» **Source data**
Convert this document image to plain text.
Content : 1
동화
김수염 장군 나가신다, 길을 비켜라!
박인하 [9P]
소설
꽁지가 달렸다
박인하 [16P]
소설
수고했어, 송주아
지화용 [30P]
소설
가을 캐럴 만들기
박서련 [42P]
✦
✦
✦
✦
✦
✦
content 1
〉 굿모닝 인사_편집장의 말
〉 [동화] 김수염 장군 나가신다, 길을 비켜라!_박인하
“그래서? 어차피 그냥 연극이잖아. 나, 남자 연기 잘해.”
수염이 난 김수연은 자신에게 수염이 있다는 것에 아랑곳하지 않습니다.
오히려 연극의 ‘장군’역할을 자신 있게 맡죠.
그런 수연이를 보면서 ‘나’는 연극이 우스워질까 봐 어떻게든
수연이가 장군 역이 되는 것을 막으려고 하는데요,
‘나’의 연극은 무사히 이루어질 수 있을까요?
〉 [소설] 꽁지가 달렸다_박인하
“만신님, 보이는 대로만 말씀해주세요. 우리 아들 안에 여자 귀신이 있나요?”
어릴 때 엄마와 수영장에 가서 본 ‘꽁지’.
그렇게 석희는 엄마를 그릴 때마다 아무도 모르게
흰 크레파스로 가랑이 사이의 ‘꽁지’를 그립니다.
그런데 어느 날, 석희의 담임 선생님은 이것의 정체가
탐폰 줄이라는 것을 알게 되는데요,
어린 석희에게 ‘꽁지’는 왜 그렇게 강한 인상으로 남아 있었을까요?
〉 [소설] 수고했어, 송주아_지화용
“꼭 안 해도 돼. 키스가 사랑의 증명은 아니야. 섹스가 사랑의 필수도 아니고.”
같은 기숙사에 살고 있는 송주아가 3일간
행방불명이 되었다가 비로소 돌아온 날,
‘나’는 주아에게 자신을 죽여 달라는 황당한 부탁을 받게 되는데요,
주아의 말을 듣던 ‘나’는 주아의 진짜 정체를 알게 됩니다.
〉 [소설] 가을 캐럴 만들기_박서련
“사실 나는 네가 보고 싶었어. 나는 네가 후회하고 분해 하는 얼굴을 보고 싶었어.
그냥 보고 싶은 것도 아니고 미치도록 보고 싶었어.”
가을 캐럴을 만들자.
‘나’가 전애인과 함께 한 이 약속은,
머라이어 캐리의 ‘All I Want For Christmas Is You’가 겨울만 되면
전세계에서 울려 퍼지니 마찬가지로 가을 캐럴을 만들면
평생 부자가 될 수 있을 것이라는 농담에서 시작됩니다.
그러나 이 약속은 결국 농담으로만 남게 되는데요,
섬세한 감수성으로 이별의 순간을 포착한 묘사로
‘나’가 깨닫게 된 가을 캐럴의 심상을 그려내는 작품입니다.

» **What you should do**
Return the listing above in full, character for character.

» **Task answer**
Convert this document image to plain text.
Content : 1
동화
김수염 장군 나가신다, 길을 비켜라!
박인하 [9P]
소설
꽁지가 달렸다
박인하 [16P]
소설
수고했어, 송주아
지화용 [30P]
소설
가을 캐럴 만들기
박서련 [42P]
✦
✦
✦
✦
✦
✦
content 1
〉 굿모닝 인사_편집장의 말
〉 [동화] 김수염 장군 나가신다, 길을 비켜라!_박인하
“그래서? 어차피 그냥 연극이잖아. 나, 남자 연기 잘해.”
수염이 난 김수연은 자신에게 수염이 있다는 것에 아랑곳하지 않습니다.
오히려 연극의 ‘장군’역할을 자신 있게 맡죠.
그런 수연이를 보면서 ‘나’는 연극이 우스워질까 봐 어떻게든
수연이가 장군 역이 되는 것을 막으려고 하는데요,
‘나’의 연극은 무사히 이루어질 수 있을까요?
〉 [소설] 꽁지가 달렸다_박인하
“만신님, 보이는 대로만 말씀해주세요. 우리 아들 안에 여자 귀신이 있나요?”
어릴 때 엄마와 수영장에 가서 본 ‘꽁지’.
그렇게 석희는 엄마를 그릴 때마다 아무도 모르게
흰 크레파스로 가랑이 사이의 ‘꽁지’를 그립니다.
그런데 어느 날, 석희의 담임 선생님은 이것의 정체가
탐폰 줄이라는 것을 알게 되는데요,
어린 석희에게 ‘꽁지’는 왜 그렇게 강한 인상으로 남아 있었을까요?
〉 [소설] 수고했어, 송주아_지화용
“꼭 안 해도 돼. 키스가 사랑의 증명은 아니야. 섹스가 사랑의 필수도 아니고.”
같은 기숙사에 살고 있는 송주아가 3일간
행방불명이 되었다가 비로소 돌아온 날,
‘나’는 주아에게 자신을 죽여 달라는 황당한 부탁을 받게 되는데요,
주아의 말을 듣던 ‘나’는 주아의 진짜 정체를 알게 됩니다.
〉 [소설] 가을 캐럴 만들기_박서련
“사실 나는 네가 보고 싶었어. 나는 네가 후회하고 분해 하는 얼굴을 보고 싶었어.
그냥 보고 싶은 것도 아니고 미치도록 보고 싶었어.”
가을 캐럴을 만들자.
‘나’가 전애인과 함께 한 이 약속은,
머라이어 캐리의 ‘All I Want For Christmas Is You’가 겨울만 되면
전세계에서 울려 퍼지니 마찬가지로 가을 캐럴을 만들면
평생 부자가 될 수 있을 것이라는 농담에서 시작됩니다.
그러나 이 약속은 결국 농담으로만 남게 되는데요,
섬세한 감수성으로 이별의 순간을 포착한 묘사로
‘나’가 깨닫게 된 가을 캐럴의 심상을 그려내는 작품입니다.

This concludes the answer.